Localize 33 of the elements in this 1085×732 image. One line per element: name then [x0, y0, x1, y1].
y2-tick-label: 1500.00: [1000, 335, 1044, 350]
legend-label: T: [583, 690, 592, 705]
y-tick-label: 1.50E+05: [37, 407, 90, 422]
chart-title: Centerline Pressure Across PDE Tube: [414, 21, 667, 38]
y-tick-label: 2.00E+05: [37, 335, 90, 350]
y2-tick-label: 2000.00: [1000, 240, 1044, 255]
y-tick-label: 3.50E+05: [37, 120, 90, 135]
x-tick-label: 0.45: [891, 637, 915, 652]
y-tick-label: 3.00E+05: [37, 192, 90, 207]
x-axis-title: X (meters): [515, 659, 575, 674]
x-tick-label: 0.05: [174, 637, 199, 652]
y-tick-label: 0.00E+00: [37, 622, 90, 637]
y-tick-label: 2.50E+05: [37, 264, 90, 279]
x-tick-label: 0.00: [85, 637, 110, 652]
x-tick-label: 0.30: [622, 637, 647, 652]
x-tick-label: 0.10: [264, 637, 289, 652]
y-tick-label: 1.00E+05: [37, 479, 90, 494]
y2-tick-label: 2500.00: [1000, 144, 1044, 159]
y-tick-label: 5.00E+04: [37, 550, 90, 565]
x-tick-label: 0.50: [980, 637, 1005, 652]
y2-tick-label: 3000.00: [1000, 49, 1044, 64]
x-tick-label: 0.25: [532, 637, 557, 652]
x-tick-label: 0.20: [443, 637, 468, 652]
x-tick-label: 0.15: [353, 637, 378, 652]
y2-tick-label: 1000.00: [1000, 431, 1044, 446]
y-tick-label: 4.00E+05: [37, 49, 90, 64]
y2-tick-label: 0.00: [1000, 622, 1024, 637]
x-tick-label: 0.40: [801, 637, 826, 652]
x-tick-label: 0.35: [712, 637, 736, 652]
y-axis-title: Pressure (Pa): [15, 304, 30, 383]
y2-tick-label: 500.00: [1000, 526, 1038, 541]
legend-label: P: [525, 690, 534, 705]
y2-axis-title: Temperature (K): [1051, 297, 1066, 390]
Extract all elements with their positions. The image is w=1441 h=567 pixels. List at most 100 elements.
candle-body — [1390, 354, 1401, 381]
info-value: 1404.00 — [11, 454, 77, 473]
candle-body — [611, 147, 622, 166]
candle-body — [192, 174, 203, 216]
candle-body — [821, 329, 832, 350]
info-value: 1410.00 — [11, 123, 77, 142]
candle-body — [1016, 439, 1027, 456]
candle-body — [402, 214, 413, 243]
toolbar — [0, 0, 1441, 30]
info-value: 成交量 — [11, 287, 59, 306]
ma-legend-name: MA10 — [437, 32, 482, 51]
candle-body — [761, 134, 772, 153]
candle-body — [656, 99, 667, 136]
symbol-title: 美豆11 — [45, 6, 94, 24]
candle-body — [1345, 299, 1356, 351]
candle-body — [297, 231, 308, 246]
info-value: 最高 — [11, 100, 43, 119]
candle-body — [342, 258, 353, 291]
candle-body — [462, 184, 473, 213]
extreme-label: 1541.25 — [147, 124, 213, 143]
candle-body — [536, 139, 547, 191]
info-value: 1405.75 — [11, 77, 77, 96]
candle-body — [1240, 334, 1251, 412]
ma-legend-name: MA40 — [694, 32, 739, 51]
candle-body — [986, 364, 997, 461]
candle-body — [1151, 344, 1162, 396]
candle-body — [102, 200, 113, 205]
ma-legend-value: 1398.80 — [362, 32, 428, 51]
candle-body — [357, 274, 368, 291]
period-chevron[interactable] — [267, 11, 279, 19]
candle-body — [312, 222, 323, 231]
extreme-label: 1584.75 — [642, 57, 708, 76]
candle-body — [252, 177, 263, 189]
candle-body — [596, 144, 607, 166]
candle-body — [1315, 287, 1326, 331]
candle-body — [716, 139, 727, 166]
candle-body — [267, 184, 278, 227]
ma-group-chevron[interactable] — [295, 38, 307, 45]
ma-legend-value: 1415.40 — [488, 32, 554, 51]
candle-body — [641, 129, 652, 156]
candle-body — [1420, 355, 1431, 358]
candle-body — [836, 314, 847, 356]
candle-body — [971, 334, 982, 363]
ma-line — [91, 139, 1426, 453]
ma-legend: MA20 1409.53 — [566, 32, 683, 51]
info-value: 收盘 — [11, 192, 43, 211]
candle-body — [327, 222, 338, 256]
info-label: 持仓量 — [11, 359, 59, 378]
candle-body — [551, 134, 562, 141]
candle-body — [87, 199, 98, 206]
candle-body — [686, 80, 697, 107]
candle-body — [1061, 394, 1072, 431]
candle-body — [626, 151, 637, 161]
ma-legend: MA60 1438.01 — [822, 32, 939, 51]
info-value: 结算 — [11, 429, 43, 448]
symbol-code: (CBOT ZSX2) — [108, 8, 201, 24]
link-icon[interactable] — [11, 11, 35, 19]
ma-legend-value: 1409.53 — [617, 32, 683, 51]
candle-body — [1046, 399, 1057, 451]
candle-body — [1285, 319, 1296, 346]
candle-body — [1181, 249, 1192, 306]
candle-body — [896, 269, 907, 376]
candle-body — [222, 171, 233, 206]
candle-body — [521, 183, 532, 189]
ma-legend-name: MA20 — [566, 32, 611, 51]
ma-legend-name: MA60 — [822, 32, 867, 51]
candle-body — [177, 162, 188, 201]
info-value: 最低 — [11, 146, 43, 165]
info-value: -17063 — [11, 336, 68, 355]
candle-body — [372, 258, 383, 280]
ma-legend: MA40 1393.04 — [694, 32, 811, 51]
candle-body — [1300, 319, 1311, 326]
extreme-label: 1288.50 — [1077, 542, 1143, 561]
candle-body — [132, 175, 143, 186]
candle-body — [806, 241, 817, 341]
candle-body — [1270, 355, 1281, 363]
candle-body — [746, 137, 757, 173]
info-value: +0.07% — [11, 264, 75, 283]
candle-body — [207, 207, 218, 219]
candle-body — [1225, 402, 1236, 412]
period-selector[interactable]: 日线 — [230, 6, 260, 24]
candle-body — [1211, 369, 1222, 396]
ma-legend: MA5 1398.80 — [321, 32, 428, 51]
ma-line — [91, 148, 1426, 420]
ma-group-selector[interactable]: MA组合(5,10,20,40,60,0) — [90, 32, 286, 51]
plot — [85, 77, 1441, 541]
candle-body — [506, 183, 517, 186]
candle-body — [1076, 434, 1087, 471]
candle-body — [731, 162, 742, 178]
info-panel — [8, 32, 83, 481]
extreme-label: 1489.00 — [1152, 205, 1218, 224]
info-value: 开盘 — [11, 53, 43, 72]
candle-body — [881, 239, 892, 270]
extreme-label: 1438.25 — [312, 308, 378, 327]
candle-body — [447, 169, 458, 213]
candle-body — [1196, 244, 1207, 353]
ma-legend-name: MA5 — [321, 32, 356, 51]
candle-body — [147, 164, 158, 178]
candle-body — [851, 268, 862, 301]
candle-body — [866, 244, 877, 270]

━━━

## REQUIREMENTS
How many of the lines above contain the word "image"? Case counts; reply with the number alone.

## FINISHED ANSWER
2